Stated task:
Look through the data below and say how many of its lines contain "Completed", adding nothing else.

----- Dataset records

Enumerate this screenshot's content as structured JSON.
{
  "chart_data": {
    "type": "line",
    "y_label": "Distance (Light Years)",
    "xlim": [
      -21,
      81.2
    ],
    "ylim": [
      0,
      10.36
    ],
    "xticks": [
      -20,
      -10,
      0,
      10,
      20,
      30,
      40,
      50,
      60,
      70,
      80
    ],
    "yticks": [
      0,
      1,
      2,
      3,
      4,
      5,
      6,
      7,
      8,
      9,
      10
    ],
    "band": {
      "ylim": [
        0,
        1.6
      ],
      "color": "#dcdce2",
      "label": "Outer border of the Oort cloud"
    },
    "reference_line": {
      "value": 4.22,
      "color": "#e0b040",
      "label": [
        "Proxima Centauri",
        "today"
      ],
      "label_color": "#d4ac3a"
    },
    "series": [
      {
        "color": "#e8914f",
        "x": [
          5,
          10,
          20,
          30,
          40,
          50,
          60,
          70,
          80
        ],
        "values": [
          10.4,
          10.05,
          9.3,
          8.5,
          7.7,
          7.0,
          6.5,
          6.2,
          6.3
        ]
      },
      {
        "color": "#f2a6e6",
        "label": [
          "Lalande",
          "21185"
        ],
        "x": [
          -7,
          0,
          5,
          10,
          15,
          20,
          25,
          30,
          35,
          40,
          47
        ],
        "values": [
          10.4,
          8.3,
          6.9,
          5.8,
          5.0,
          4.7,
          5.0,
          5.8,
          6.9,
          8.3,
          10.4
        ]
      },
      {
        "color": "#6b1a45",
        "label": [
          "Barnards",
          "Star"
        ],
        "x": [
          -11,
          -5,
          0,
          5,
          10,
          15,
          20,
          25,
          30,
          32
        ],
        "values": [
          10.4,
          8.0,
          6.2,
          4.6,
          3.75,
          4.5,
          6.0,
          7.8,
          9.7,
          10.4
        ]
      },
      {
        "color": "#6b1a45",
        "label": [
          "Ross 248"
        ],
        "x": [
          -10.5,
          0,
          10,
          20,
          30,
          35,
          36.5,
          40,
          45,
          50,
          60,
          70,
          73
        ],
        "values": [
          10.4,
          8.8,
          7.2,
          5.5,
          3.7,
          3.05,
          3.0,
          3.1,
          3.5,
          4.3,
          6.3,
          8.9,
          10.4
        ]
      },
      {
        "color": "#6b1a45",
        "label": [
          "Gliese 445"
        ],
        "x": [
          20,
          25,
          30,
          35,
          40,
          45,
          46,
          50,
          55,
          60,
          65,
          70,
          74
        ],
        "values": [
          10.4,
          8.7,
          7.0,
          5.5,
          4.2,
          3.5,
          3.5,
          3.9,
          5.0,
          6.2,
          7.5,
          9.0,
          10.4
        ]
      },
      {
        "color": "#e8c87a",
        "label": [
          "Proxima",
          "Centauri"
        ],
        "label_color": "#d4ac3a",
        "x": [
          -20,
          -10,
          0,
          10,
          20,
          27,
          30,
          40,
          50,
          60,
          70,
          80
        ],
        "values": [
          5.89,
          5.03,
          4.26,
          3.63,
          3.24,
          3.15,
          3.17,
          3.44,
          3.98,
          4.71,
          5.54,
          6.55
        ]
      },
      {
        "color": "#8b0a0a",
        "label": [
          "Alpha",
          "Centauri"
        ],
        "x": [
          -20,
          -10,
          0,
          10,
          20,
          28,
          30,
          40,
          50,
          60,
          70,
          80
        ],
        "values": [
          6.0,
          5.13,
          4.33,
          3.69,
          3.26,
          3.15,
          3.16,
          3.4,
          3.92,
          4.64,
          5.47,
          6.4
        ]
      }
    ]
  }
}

----------
----- Dataset records

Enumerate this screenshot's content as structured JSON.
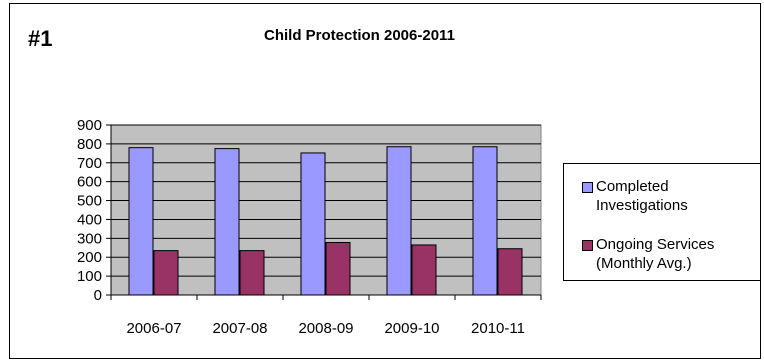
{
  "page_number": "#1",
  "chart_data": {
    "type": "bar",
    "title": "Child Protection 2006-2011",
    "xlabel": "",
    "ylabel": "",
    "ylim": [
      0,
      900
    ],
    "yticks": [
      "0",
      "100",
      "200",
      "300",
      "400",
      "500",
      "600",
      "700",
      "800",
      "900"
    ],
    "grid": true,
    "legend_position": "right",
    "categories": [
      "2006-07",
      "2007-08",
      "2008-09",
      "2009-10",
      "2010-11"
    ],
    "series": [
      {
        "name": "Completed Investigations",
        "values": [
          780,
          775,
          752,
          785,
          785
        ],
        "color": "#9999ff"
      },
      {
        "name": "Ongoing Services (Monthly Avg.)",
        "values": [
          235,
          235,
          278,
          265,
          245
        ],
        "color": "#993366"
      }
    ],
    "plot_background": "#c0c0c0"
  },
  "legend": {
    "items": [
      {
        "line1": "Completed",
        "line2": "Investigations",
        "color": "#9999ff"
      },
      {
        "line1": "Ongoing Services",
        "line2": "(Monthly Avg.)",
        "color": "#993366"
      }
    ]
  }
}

----------

Output of the exercise:
2